*DOCUMENT TEXT*.
_____

Eventually, the opportunity to cross to Cape Evans came on 2 June. Unbeknown to the men the Aurora, which was to winter at Cape Evans, had been blown out to sea in a blizzard on 6 May stranding four men at the Cape Evans hut. The men left there had no idea as to the whereabouts of the sledging parties. With the joining of the parties, there were now ten men marooned on Ross Island, with inadequate clothing and fuel, food and sledging equipment.
With no knowledge of Shackleton’s predicament in the Weddell Sea, the stranded men were determined to complete their task of laying depots for Shackleton’s team. Over the winter, plans were made for the main southern journey to the foot of the Beardmore Glacier and, again, the Discovery hut became an important staging post.
Old Scott expedition sleeping bags and tent canvas were made into boots, coats and trousers, stores were weighed, and Primus stoves and tents were overhauled. The new sledging season commenced on 1 September, when on the first of four trips, provisions were taken to Hut Point. The Girling motor sledge was dragged back to Cape Evans where a new leather clutch plate was made, but the sledge was not used again, and eventually was abandoned on the beach where it remained for the next 40 years.

_____

*REQUIRED ACTIONS*.
a: Answer these questions using the Ross Island passage, one line each:
(i) On what date was the Aurora blown out to sea?
(ii) How many men were marooned on Ross Island once the parties had joined?
(iii) What finally became of the Girling motor sledge?
b: Write out the stretch of the Ross Island passage from "Eventually, the opportunity" through "important staging post.", renaming "sledging parties" as "sledge teams".

*MATERIAL PROVIDED*.
_____

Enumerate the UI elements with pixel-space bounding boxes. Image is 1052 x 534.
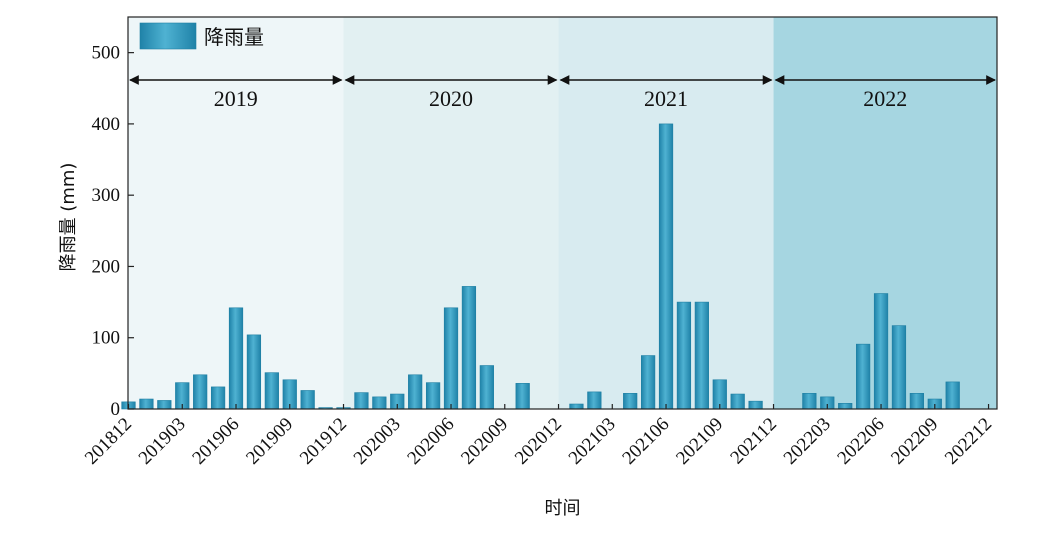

_____

*RESPONSE LIST*.
a:
(i) 6 May
(ii) Ten
(iii) It was abandoned on the beach and stayed there for the next 40 years.

b:
Eventually, the opportunity to cross to Cape Evans came on 2 June. Unbeknown to the men the Aurora, which was to winter at Cape Evans, had been blown out to sea in a blizzard on 6 May stranding four men at the Cape Evans hut. The men left there had no idea as to the whereabouts of the sledge teams. With the joining of the parties, there were now ten men marooned on Ross Island, with inadequate clothing and fuel, food and sledging equipment.
With no knowledge of Shackleton’s predicament in the Weddell Sea, the stranded men were determined to complete their task of laying depots for Shackleton’s team. Over the winter, plans were made for the main southern journey to the foot of the Beardmore Glacier and, again, the Discovery hut became an important staging post.